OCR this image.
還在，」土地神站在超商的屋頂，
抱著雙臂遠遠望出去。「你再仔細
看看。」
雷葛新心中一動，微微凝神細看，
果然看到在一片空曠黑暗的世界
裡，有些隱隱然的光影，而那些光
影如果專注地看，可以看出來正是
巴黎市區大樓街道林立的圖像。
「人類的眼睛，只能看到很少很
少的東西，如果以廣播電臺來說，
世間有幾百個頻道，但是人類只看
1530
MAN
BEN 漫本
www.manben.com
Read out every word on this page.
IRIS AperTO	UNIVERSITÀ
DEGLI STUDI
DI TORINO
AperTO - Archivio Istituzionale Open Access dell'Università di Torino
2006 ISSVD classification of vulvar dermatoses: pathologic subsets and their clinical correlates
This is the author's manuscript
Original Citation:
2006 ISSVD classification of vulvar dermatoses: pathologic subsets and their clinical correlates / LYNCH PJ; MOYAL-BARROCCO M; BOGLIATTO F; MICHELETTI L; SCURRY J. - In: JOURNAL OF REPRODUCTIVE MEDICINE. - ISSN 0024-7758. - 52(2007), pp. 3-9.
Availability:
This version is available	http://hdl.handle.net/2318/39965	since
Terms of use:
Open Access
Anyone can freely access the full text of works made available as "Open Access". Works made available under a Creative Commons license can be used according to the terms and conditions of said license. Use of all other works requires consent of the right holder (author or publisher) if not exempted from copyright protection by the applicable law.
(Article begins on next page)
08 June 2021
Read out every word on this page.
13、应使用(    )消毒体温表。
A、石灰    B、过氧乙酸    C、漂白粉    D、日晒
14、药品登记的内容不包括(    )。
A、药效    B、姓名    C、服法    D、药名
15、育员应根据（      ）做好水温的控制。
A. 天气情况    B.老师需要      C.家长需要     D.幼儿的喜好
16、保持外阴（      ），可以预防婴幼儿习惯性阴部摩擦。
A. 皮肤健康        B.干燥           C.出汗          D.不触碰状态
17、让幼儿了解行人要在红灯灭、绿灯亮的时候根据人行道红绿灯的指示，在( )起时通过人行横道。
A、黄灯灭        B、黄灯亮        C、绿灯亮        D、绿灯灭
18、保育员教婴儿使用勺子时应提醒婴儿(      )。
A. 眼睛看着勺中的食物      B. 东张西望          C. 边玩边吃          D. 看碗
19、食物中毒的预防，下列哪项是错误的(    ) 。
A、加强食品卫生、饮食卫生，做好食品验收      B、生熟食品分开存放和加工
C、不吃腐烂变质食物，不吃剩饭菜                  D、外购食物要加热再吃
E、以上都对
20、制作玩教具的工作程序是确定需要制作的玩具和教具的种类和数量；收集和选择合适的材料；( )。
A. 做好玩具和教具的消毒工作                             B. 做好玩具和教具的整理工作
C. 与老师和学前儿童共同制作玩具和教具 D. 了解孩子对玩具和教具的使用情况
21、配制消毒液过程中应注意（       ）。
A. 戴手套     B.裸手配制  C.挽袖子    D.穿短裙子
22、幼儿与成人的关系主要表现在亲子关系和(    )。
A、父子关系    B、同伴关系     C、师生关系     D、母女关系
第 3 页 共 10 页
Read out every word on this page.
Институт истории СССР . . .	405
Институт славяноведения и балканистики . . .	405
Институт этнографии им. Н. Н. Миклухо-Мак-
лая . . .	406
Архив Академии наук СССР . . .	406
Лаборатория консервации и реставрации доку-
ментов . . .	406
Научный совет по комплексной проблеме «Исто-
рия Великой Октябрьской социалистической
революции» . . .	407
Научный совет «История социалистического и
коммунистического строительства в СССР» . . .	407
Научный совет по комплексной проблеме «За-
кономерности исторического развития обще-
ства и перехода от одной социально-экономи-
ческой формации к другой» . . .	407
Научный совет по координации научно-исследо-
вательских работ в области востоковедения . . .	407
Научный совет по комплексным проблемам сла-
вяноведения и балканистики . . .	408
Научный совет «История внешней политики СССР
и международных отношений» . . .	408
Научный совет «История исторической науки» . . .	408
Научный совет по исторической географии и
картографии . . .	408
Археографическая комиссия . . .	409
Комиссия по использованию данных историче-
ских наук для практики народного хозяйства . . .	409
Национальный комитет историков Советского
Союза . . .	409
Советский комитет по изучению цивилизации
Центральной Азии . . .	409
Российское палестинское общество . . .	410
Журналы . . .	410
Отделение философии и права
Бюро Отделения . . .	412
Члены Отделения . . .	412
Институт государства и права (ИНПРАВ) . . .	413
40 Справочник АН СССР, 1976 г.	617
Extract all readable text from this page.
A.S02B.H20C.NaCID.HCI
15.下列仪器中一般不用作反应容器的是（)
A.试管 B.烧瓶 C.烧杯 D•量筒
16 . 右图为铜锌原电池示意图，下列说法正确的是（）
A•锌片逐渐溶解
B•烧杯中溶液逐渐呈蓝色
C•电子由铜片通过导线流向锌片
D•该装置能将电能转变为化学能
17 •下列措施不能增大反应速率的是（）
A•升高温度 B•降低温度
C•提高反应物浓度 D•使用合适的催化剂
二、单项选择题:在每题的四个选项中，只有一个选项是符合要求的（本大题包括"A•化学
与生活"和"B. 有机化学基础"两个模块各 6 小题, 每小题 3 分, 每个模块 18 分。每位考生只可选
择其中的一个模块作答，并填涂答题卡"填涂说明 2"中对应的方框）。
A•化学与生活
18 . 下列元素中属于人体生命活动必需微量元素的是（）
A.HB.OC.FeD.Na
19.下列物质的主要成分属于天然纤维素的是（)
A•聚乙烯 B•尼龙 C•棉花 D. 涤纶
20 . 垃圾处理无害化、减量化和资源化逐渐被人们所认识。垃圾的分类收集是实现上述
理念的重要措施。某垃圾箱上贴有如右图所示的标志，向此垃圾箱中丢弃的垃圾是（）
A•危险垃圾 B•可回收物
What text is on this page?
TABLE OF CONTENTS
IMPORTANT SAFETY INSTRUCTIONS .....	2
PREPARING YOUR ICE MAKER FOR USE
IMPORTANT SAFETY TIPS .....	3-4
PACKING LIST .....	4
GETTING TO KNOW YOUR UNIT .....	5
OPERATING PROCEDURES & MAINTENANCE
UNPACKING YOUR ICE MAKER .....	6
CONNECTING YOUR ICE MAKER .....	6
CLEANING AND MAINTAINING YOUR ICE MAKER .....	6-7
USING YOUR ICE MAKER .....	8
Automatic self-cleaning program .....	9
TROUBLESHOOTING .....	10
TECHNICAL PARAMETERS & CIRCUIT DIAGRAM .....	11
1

****

## TO DO:
Copy out all of the records above with nothing altered.

## OUTPUT OF THE EXERCISE:
OCR this image.
還在，」土地神站在超商的屋頂，
抱著雙臂遠遠望出去。「你再仔細
看看。」
雷葛新心中一動，微微凝神細看，
果然看到在一片空曠黑暗的世界
裡，有些隱隱然的光影，而那些光
影如果專注地看，可以看出來正是
巴黎市區大樓街道林立的圖像。
「人類的眼睛，只能看到很少很
少的東西，如果以廣播電臺來說，
世間有幾百個頻道，但是人類只看
1530
MAN
BEN 漫本
www.manben.com
Read out every word on this page.
IRIS AperTO	UNIVERSITÀ
DEGLI STUDI
DI TORINO
AperTO - Archivio Istituzionale Open Access dell'Università di Torino
2006 ISSVD classification of vulvar dermatoses: pathologic subsets and their clinical correlates
This is the author's manuscript
Original Citation:
2006 ISSVD classification of vulvar dermatoses: pathologic subsets and their clinical correlates / LYNCH PJ; MOYAL-BARROCCO M; BOGLIATTO F; MICHELETTI L; SCURRY J. - In: JOURNAL OF REPRODUCTIVE MEDICINE. - ISSN 0024-7758. - 52(2007), pp. 3-9.
Availability:
This version is available	http://hdl.handle.net/2318/39965	since
Terms of use:
Open Access
Anyone can freely access the full text of works made available as "Open Access". Works made available under a Creative Commons license can be used according to the terms and conditions of said license. Use of all other works requires consent of the right holder (author or publisher) if not exempted from copyright protection by the applicable law.
(Article begins on next page)
08 June 2021
Read out every word on this page.
13、应使用(    )消毒体温表。
A、石灰    B、过氧乙酸    C、漂白粉    D、日晒
14、药品登记的内容不包括(    )。
A、药效    B、姓名    C、服法    D、药名
15、育员应根据（      ）做好水温的控制。
A. 天气情况    B.老师需要      C.家长需要     D.幼儿的喜好
16、保持外阴（      ），可以预防婴幼儿习惯性阴部摩擦。
A. 皮肤健康        B.干燥           C.出汗          D.不触碰状态
17、让幼儿了解行人要在红灯灭、绿灯亮的时候根据人行道红绿灯的指示，在( )起时通过人行横道。
A、黄灯灭        B、黄灯亮        C、绿灯亮        D、绿灯灭
18、保育员教婴儿使用勺子时应提醒婴儿(      )。
A. 眼睛看着勺中的食物      B. 东张西望          C. 边玩边吃          D. 看碗
19、食物中毒的预防，下列哪项是错误的(    ) 。
A、加强食品卫生、饮食卫生，做好食品验收      B、生熟食品分开存放和加工
C、不吃腐烂变质食物，不吃剩饭菜                  D、外购食物要加热再吃
E、以上都对
20、制作玩教具的工作程序是确定需要制作的玩具和教具的种类和数量；收集和选择合适的材料；( )。
A. 做好玩具和教具的消毒工作                             B. 做好玩具和教具的整理工作
C. 与老师和学前儿童共同制作玩具和教具 D. 了解孩子对玩具和教具的使用情况
21、配制消毒液过程中应注意（       ）。
A. 戴手套     B.裸手配制  C.挽袖子    D.穿短裙子
22、幼儿与成人的关系主要表现在亲子关系和(    )。
A、父子关系    B、同伴关系     C、师生关系     D、母女关系
第 3 页 共 10 页
Read out every word on this page.
Институт истории СССР . . .	405
Институт славяноведения и балканистики . . .	405
Институт этнографии им. Н. Н. Миклухо-Мак-
лая . . .	406
Архив Академии наук СССР . . .	406
Лаборатория консервации и реставрации доку-
ментов . . .	406
Научный совет по комплексной проблеме «Исто-
рия Великой Октябрьской социалистической
революции» . . .	407
Научный совет «История социалистического и
коммунистического строительства в СССР» . . .	407
Научный совет по комплексной проблеме «За-
кономерности исторического развития обще-
ства и перехода от одной социально-экономи-
ческой формации к другой» . . .	407
Научный совет по координации научно-исследо-
вательских работ в области востоковедения . . .	407
Научный совет по комплексным проблемам сла-
вяноведения и балканистики . . .	408
Научный совет «История внешней политики СССР
и международных отношений» . . .	408
Научный совет «История исторической науки» . . .	408
Научный совет по исторической географии и
картографии . . .	408
Археографическая комиссия . . .	409
Комиссия по использованию данных историче-
ских наук для практики народного хозяйства . . .	409
Национальный комитет историков Советского
Союза . . .	409
Советский комитет по изучению цивилизации
Центральной Азии . . .	409
Российское палестинское общество . . .	410
Журналы . . .	410
Отделение философии и права
Бюро Отделения . . .	412
Члены Отделения . . .	412
Институт государства и права (ИНПРАВ) . . .	413
40 Справочник АН СССР, 1976 г.	617
Extract all readable text from this page.
A.S02B.H20C.NaCID.HCI
15.下列仪器中一般不用作反应容器的是（)
A.试管 B.烧瓶 C.烧杯 D•量筒
16 . 右图为铜锌原电池示意图，下列说法正确的是（）
A•锌片逐渐溶解
B•烧杯中溶液逐渐呈蓝色
C•电子由铜片通过导线流向锌片
D•该装置能将电能转变为化学能
17 •下列措施不能增大反应速率的是（）
A•升高温度 B•降低温度
C•提高反应物浓度 D•使用合适的催化剂
二、单项选择题:在每题的四个选项中，只有一个选项是符合要求的（本大题包括"A•化学
与生活"和"B. 有机化学基础"两个模块各 6 小题, 每小题 3 分, 每个模块 18 分。每位考生只可选
择其中的一个模块作答，并填涂答题卡"填涂说明 2"中对应的方框）。
A•化学与生活
18 . 下列元素中属于人体生命活动必需微量元素的是（）
A.HB.OC.FeD.Na
19.下列物质的主要成分属于天然纤维素的是（)
A•聚乙烯 B•尼龙 C•棉花 D. 涤纶
20 . 垃圾处理无害化、减量化和资源化逐渐被人们所认识。垃圾的分类收集是实现上述
理念的重要措施。某垃圾箱上贴有如右图所示的标志，向此垃圾箱中丢弃的垃圾是（）
A•危险垃圾 B•可回收物
What text is on this page?
TABLE OF CONTENTS
IMPORTANT SAFETY INSTRUCTIONS .....	2
PREPARING YOUR ICE MAKER FOR USE
IMPORTANT SAFETY TIPS .....	3-4
PACKING LIST .....	4
GETTING TO KNOW YOUR UNIT .....	5
OPERATING PROCEDURES & MAINTENANCE
UNPACKING YOUR ICE MAKER .....	6
CONNECTING YOUR ICE MAKER .....	6
CLEANING AND MAINTAINING YOUR ICE MAKER .....	6-7
USING YOUR ICE MAKER .....	8
Automatic self-cleaning program .....	9
TROUBLESHOOTING .....	10
TECHNICAL PARAMETERS & CIRCUIT DIAGRAM .....	11
1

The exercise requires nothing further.